Excerpted data:

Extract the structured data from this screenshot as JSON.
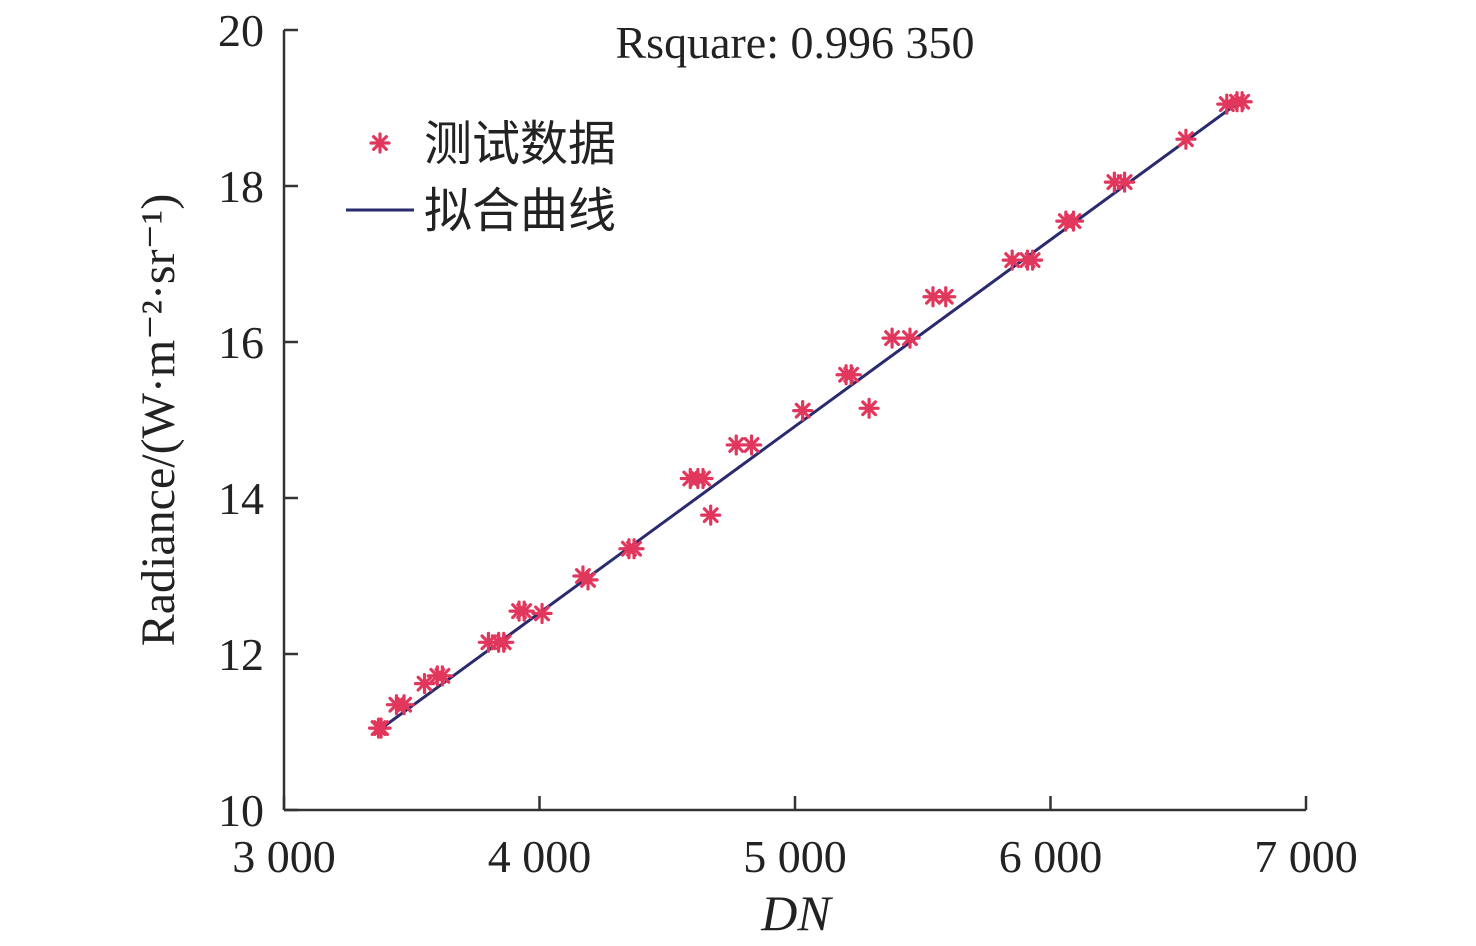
{
  "chart_data": {
    "type": "scatter",
    "title": "",
    "annotation": "Rsquare: 0.996 350",
    "xlabel": "DN",
    "ylabel": "Radiance/(W·m⁻²·sr⁻¹)",
    "xlim": [
      3000,
      7000
    ],
    "ylim": [
      10,
      20
    ],
    "xticks": [
      3000,
      4000,
      5000,
      6000,
      7000
    ],
    "xtick_labels": [
      "3 000",
      "4 000",
      "5 000",
      "6 000",
      "7 000"
    ],
    "yticks": [
      10,
      12,
      14,
      16,
      18,
      20
    ],
    "ytick_labels": [
      "10",
      "12",
      "14",
      "16",
      "18",
      "20"
    ],
    "grid": false,
    "legend_position": "upper-left",
    "series": [
      {
        "name": "测试数据",
        "kind": "scatter",
        "marker": "asterisk",
        "color": "#e2375d",
        "points": [
          [
            3370,
            11.05
          ],
          [
            3380,
            11.05
          ],
          [
            3440,
            11.35
          ],
          [
            3470,
            11.35
          ],
          [
            3550,
            11.62
          ],
          [
            3600,
            11.72
          ],
          [
            3620,
            11.72
          ],
          [
            3800,
            12.15
          ],
          [
            3840,
            12.15
          ],
          [
            3860,
            12.15
          ],
          [
            3920,
            12.55
          ],
          [
            3940,
            12.55
          ],
          [
            4010,
            12.52
          ],
          [
            4170,
            13.0
          ],
          [
            4190,
            12.95
          ],
          [
            4350,
            13.35
          ],
          [
            4370,
            13.35
          ],
          [
            4590,
            14.25
          ],
          [
            4620,
            14.25
          ],
          [
            4640,
            14.25
          ],
          [
            4670,
            13.78
          ],
          [
            4770,
            14.68
          ],
          [
            4830,
            14.68
          ],
          [
            5030,
            15.12
          ],
          [
            5200,
            15.58
          ],
          [
            5220,
            15.58
          ],
          [
            5290,
            15.15
          ],
          [
            5380,
            16.05
          ],
          [
            5450,
            16.05
          ],
          [
            5540,
            16.58
          ],
          [
            5590,
            16.58
          ],
          [
            5850,
            17.05
          ],
          [
            5910,
            17.05
          ],
          [
            5930,
            17.05
          ],
          [
            6060,
            17.55
          ],
          [
            6090,
            17.55
          ],
          [
            6250,
            18.05
          ],
          [
            6290,
            18.05
          ],
          [
            6530,
            18.6
          ],
          [
            6690,
            19.05
          ],
          [
            6730,
            19.08
          ],
          [
            6750,
            19.08
          ]
        ]
      },
      {
        "name": "拟合曲线",
        "kind": "line",
        "color": "#2a2a6e",
        "points": [
          [
            3370,
            11.02
          ],
          [
            6740,
            19.08
          ]
        ]
      }
    ]
  }
}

Task to carry out: Reproduce all entries exactly. Pictures do not belong in the copy.

Solution below:
Extract the structured data from this screenshot as JSON.
{
  "chart_data": {
    "type": "scatter",
    "title": "",
    "annotation": "Rsquare: 0.996 350",
    "xlabel": "DN",
    "ylabel": "Radiance/(W·m⁻²·sr⁻¹)",
    "xlim": [
      3000,
      7000
    ],
    "ylim": [
      10,
      20
    ],
    "xticks": [
      3000,
      4000,
      5000,
      6000,
      7000
    ],
    "xtick_labels": [
      "3 000",
      "4 000",
      "5 000",
      "6 000",
      "7 000"
    ],
    "yticks": [
      10,
      12,
      14,
      16,
      18,
      20
    ],
    "ytick_labels": [
      "10",
      "12",
      "14",
      "16",
      "18",
      "20"
    ],
    "grid": false,
    "legend_position": "upper-left",
    "series": [
      {
        "name": "测试数据",
        "kind": "scatter",
        "marker": "asterisk",
        "color": "#e2375d",
        "points": [
          [
            3370,
            11.05
          ],
          [
            3380,
            11.05
          ],
          [
            3440,
            11.35
          ],
          [
            3470,
            11.35
          ],
          [
            3550,
            11.62
          ],
          [
            3600,
            11.72
          ],
          [
            3620,
            11.72
          ],
          [
            3800,
            12.15
          ],
          [
            3840,
            12.15
          ],
          [
            3860,
            12.15
          ],
          [
            3920,
            12.55
          ],
          [
            3940,
            12.55
          ],
          [
            4010,
            12.52
          ],
          [
            4170,
            13.0
          ],
          [
            4190,
            12.95
          ],
          [
            4350,
            13.35
          ],
          [
            4370,
            13.35
          ],
          [
            4590,
            14.25
          ],
          [
            4620,
            14.25
          ],
          [
            4640,
            14.25
          ],
          [
            4670,
            13.78
          ],
          [
            4770,
            14.68
          ],
          [
            4830,
            14.68
          ],
          [
            5030,
            15.12
          ],
          [
            5200,
            15.58
          ],
          [
            5220,
            15.58
          ],
          [
            5290,
            15.15
          ],
          [
            5380,
            16.05
          ],
          [
            5450,
            16.05
          ],
          [
            5540,
            16.58
          ],
          [
            5590,
            16.58
          ],
          [
            5850,
            17.05
          ],
          [
            5910,
            17.05
          ],
          [
            5930,
            17.05
          ],
          [
            6060,
            17.55
          ],
          [
            6090,
            17.55
          ],
          [
            6250,
            18.05
          ],
          [
            6290,
            18.05
          ],
          [
            6530,
            18.6
          ],
          [
            6690,
            19.05
          ],
          [
            6730,
            19.08
          ],
          [
            6750,
            19.08
          ]
        ]
      },
      {
        "name": "拟合曲线",
        "kind": "line",
        "color": "#2a2a6e",
        "points": [
          [
            3370,
            11.02
          ],
          [
            6740,
            19.08
          ]
        ]
      }
    ]
  }
}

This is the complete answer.